* **EXTRACTED RECORDS**:

┏━━

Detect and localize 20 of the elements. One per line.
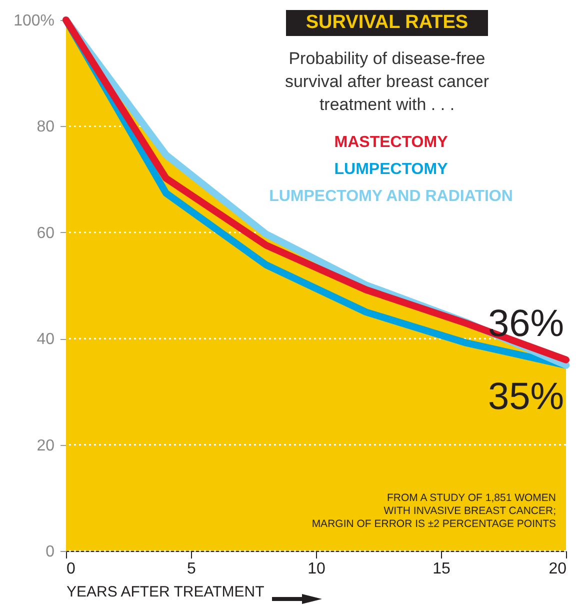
y-tick-label: 0 [46,544,55,560]
x-tick-label: 20 [548,560,567,578]
y-tick-label: 20 [36,437,55,454]
text: Probability of disease-free survival after breast cancer treatment with . . . [284,48,490,116]
x-tick-label: 5 [187,560,196,578]
x-tick-label: 10 [308,560,326,578]
y-tick-label: 40 [36,331,55,348]
text: MASTECTOMY [334,134,448,151]
chart-title: SURVIVAL RATES [286,10,488,36]
series-label: LUMPECTOMY AND RADIATION [269,188,513,205]
annotation: 35% [488,376,564,418]
annotation: FROM A STUDY OF 1,851 WOMEN WITH INVASIVE BREAST CANCER; MARGIN OF ERROR IS ±2 PERCENTAGE POINTS [312,492,556,530]
x-tick-label: 15 [432,560,450,578]
x-tick-label: 0 [66,560,76,578]
text: LUMPECTOMY [334,161,448,178]
y-tick-label: 60 [36,224,55,242]
x-axis-title: YEARS AFTER TREATMENT [66,584,264,600]
annotation: 36% [488,302,564,345]
y-tick-label: 80 [36,118,55,136]
y-tick-label: 100% [14,12,54,30]
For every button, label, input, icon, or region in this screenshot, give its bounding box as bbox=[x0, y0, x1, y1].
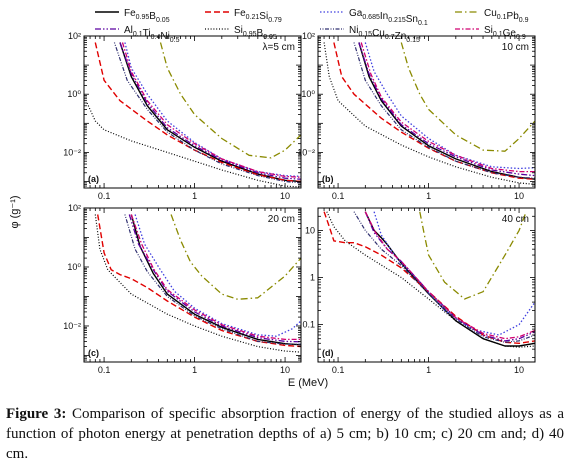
panel-c: 0.1 1 10 10² 10⁰ 10⁻² (c) 20 cm bbox=[63, 203, 302, 375]
legend: Fe0.95B0.05 Fe0.21Si0.79 Ga0.685In0.215Sn0… bbox=[95, 8, 529, 44]
legend-label-NiCuZn: Ni0.15Cu0.7Zn0.15 bbox=[349, 25, 420, 44]
series-line-GaInSn bbox=[134, 214, 301, 337]
series-line-SiB bbox=[323, 42, 535, 185]
legend-item-FeSi: Fe0.21Si0.79 bbox=[205, 8, 282, 24]
series-line-SiGe bbox=[130, 214, 301, 341]
legend-label-GaInSn: Ga0.685In0.215Sn0.1 bbox=[349, 8, 428, 27]
series-line-AlTiNi bbox=[364, 211, 535, 342]
figure-caption-label: Figure 3: bbox=[6, 406, 67, 422]
series-line-AlTiNi bbox=[128, 214, 301, 343]
x-tick-label: 0.1 bbox=[98, 191, 111, 201]
y-tick-label: 10⁰ bbox=[67, 262, 81, 272]
panel-tag: (c) bbox=[88, 348, 99, 358]
series-line-FeSi bbox=[97, 214, 301, 348]
plot-frame bbox=[317, 207, 536, 363]
x-tick-label: 10 bbox=[280, 365, 290, 375]
legend-label-CuPb: Cu0.1Pb0.9 bbox=[484, 8, 529, 24]
chart-panels: 0.1 1 10 10² 10⁰ 10⁻² (a) λ=5 cm 0.1 1 10 10² 10⁰ 10⁻… bbox=[63, 31, 536, 375]
y-tick-label: 10⁻² bbox=[63, 147, 81, 157]
series-line-NiCuZn bbox=[124, 214, 301, 345]
series-line-FeSi bbox=[323, 211, 535, 344]
panel-a: 0.1 1 10 10² 10⁰ 10⁻² (a) λ=5 cm bbox=[63, 31, 302, 201]
panel-tag: (b) bbox=[322, 174, 334, 184]
depth-label: 40 cm bbox=[502, 214, 529, 225]
series-line-AlTiNi bbox=[358, 42, 535, 177]
y-tick-label: 10⁻² bbox=[63, 321, 81, 331]
legend-item-NiCuZn: Ni0.15Cu0.7Zn0.15 bbox=[320, 25, 420, 44]
series-line-SiB bbox=[94, 214, 301, 353]
legend-item-SiB: Si0.95B0.05 bbox=[205, 25, 277, 41]
series-line-CuPb bbox=[159, 42, 301, 159]
plot-frame bbox=[83, 35, 302, 189]
x-tick-label: 1 bbox=[426, 365, 431, 375]
x-tick-label: 0.1 bbox=[332, 365, 345, 375]
series-group bbox=[323, 211, 535, 348]
legend-label-SiGe: Si0.1Ge0.9 bbox=[484, 25, 526, 41]
legend-label-AlTiNi: Al0.1Ti0.4Ni0.5 bbox=[124, 25, 180, 44]
legend-item-CuPb: Cu0.1Pb0.9 bbox=[455, 8, 529, 24]
series-line-CuPb bbox=[400, 42, 535, 152]
legend-label-FeSi: Fe0.21Si0.79 bbox=[234, 8, 282, 24]
x-tick-label: 0.1 bbox=[98, 365, 111, 375]
legend-item-FeB: Fe0.95B0.05 bbox=[95, 8, 170, 24]
series-line-CuPb bbox=[170, 214, 301, 300]
series-line-NiCuZn bbox=[353, 42, 535, 179]
x-tick-label: 10 bbox=[514, 365, 524, 375]
series-line-SiGe bbox=[121, 42, 301, 178]
series-group bbox=[94, 214, 301, 353]
x-tick-label: 10 bbox=[514, 191, 524, 201]
legend-label-SiB: Si0.95B0.05 bbox=[234, 25, 277, 41]
x-tick-label: 1 bbox=[426, 191, 431, 201]
series-line-CuPb bbox=[419, 211, 527, 300]
series-line-GaInSn bbox=[373, 211, 535, 336]
series-line-SiB bbox=[326, 211, 535, 348]
legend-label-FeB: Fe0.95B0.05 bbox=[124, 8, 170, 24]
y-tick-label: 1 bbox=[310, 273, 315, 283]
legend-item-GaInSn: Ga0.685In0.215Sn0.1 bbox=[320, 8, 428, 27]
x-tick-label: 0.1 bbox=[332, 191, 345, 201]
series-line-AlTiNi bbox=[119, 42, 301, 180]
series-line-GaInSn bbox=[124, 42, 301, 178]
series-group bbox=[86, 42, 301, 188]
series-line-FeB bbox=[119, 42, 301, 183]
series-line-FeB bbox=[364, 211, 535, 347]
y-tick-label: 10⁻² bbox=[297, 147, 315, 157]
legend-item-SiGe: Si0.1Ge0.9 bbox=[455, 25, 526, 41]
series-line-FeB bbox=[130, 214, 301, 346]
depth-label: 20 cm bbox=[268, 214, 295, 225]
series-line-SiGe bbox=[364, 211, 535, 340]
plot-frame bbox=[317, 35, 536, 189]
x-axis-title: E (MeV) bbox=[288, 377, 328, 389]
series-group bbox=[323, 42, 535, 185]
series-line-SiB bbox=[86, 102, 301, 188]
y-tick-label: 10 bbox=[305, 225, 315, 235]
figure-caption: Figure 3: Comparison of specific absorpt… bbox=[6, 404, 564, 464]
series-line-FeB bbox=[358, 42, 535, 180]
series-line-GaInSn bbox=[364, 42, 535, 170]
y-tick-label: 10² bbox=[68, 203, 81, 213]
x-tick-label: 1 bbox=[192, 365, 197, 375]
y-tick-label: 0.1 bbox=[302, 320, 315, 330]
y-tick-label: 10⁰ bbox=[67, 89, 81, 99]
panel-b: 0.1 1 10 10² 10⁰ 10⁻² (b) 10 cm bbox=[297, 31, 536, 201]
depth-label: 10 cm bbox=[502, 42, 529, 53]
series-line-FeSi bbox=[94, 42, 301, 183]
series-line-SiGe bbox=[360, 42, 535, 173]
series-line-NiCuZn bbox=[353, 211, 535, 343]
y-tick-label: 10⁰ bbox=[301, 89, 315, 99]
depth-label: λ=5 cm bbox=[262, 42, 295, 53]
figure-canvas: Fe0.95B0.05 Fe0.21Si0.79 Ga0.685In0.215Sn0… bbox=[9, 8, 536, 389]
y-axis-title: φ (g⁻¹) bbox=[9, 195, 21, 228]
series-line-NiCuZn bbox=[113, 42, 301, 184]
legend-item-AlTiNi: Al0.1Ti0.4Ni0.5 bbox=[95, 25, 180, 44]
figure-caption-text: Comparison of specific absorption fracti… bbox=[6, 406, 565, 462]
x-tick-label: 10 bbox=[280, 191, 290, 201]
plot-frame bbox=[83, 207, 302, 363]
panel-tag: (d) bbox=[322, 348, 334, 358]
y-tick-label: 10² bbox=[68, 31, 81, 41]
y-tick-label: 10² bbox=[302, 31, 315, 41]
x-tick-label: 1 bbox=[192, 191, 197, 201]
panel-d: 0.1 1 10 10 1 0.1 (d) 40 cm bbox=[302, 207, 536, 375]
panel-tag: (a) bbox=[88, 174, 99, 184]
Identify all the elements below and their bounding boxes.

┗━━

* **GIVEN PROBLEM**:
Reproduce the records exactly, from the line containing "y-tick-label: 0 [46,544,55,560]" through the line containing "annotation: 35% [488,376,564,418]", including both.

* **TASK RESULT**:
y-tick-label: 0 [46,544,55,560]
x-tick-label: 20 [548,560,567,578]
y-tick-label: 20 [36,437,55,454]
text: Probability of disease-free survival after breast cancer treatment with . . . [284,48,490,116]
x-tick-label: 5 [187,560,196,578]
x-tick-label: 10 [308,560,326,578]
y-tick-label: 40 [36,331,55,348]
text: MASTECTOMY [334,134,448,151]
chart-title: SURVIVAL RATES [286,10,488,36]
series-label: LUMPECTOMY AND RADIATION [269,188,513,205]
annotation: 35% [488,376,564,418]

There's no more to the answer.